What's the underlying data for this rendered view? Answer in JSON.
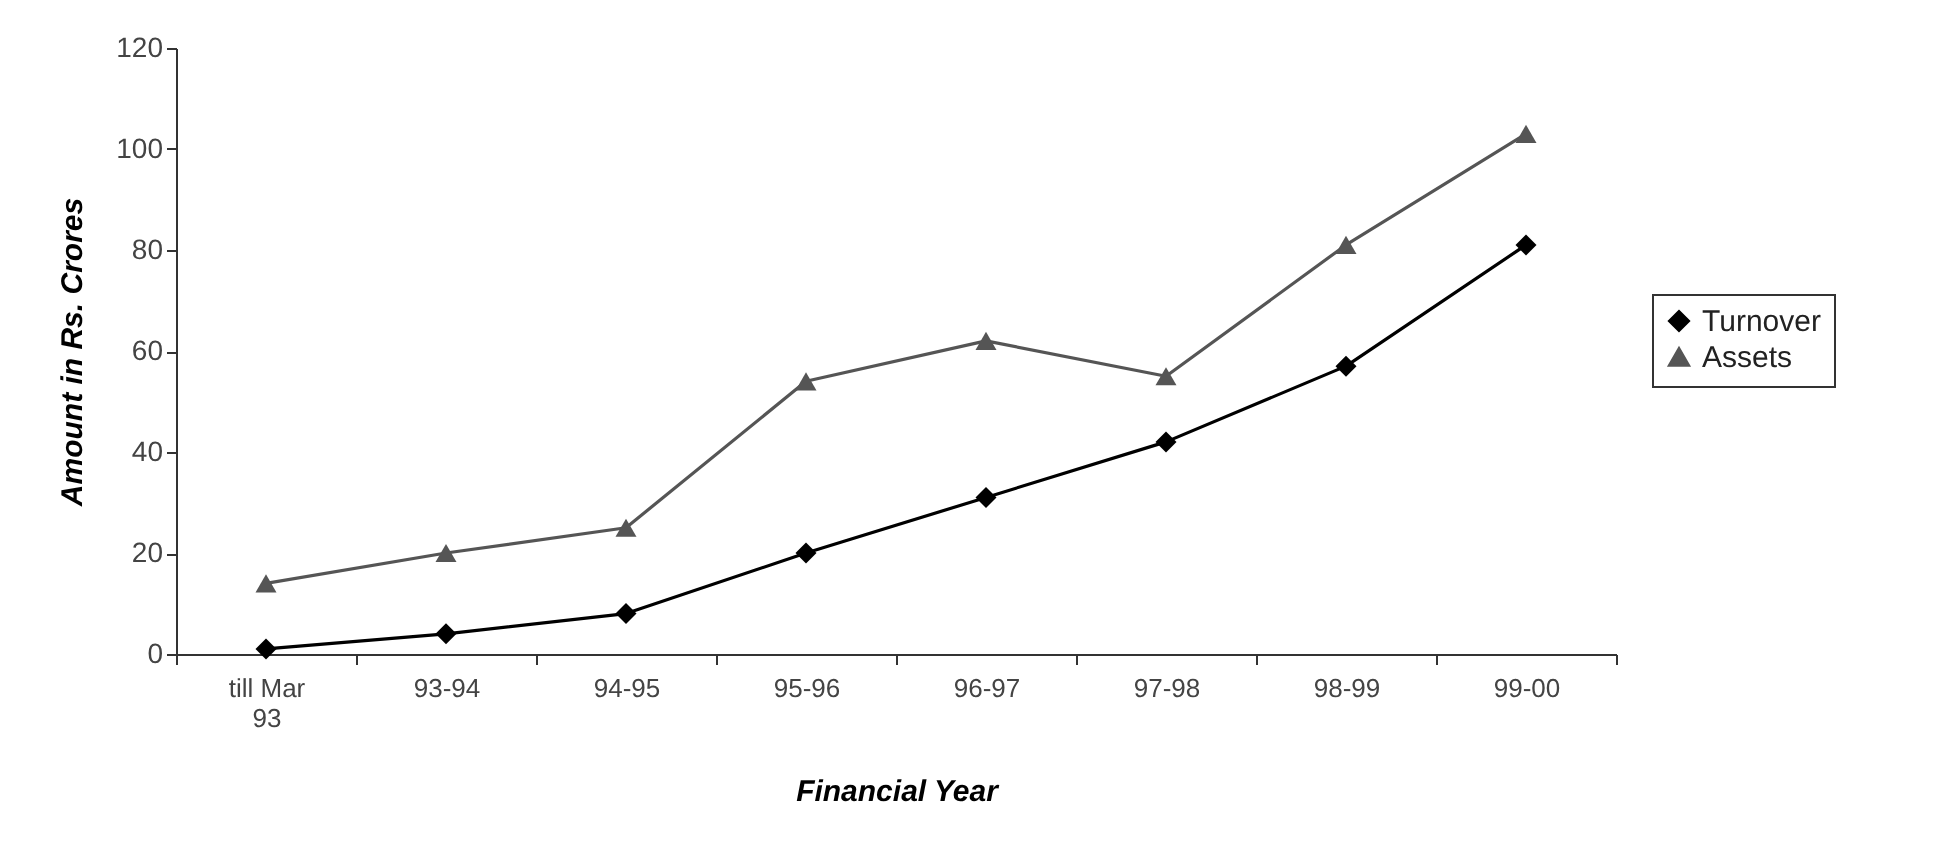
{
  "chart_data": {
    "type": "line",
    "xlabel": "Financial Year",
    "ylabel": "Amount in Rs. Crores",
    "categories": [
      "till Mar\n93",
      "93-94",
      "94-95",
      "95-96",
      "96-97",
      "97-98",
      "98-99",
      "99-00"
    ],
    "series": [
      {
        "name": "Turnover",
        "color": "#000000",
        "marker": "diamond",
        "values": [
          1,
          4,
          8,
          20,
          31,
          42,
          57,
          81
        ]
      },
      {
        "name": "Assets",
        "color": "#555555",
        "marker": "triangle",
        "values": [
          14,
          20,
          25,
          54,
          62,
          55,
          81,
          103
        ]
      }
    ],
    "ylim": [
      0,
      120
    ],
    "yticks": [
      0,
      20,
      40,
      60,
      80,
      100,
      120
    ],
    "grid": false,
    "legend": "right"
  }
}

- _EXERCISE AIM_:
Copy the material above in full and exactly, skipping pictures.

- _SOLVED PROBLEM_:
What's the underlying data for this rendered view? Answer in JSON.
{
  "chart_data": {
    "type": "line",
    "xlabel": "Financial Year",
    "ylabel": "Amount in Rs. Crores",
    "categories": [
      "till Mar\n93",
      "93-94",
      "94-95",
      "95-96",
      "96-97",
      "97-98",
      "98-99",
      "99-00"
    ],
    "series": [
      {
        "name": "Turnover",
        "color": "#000000",
        "marker": "diamond",
        "values": [
          1,
          4,
          8,
          20,
          31,
          42,
          57,
          81
        ]
      },
      {
        "name": "Assets",
        "color": "#555555",
        "marker": "triangle",
        "values": [
          14,
          20,
          25,
          54,
          62,
          55,
          81,
          103
        ]
      }
    ],
    "ylim": [
      0,
      120
    ],
    "yticks": [
      0,
      20,
      40,
      60,
      80,
      100,
      120
    ],
    "grid": false,
    "legend": "right"
  }
}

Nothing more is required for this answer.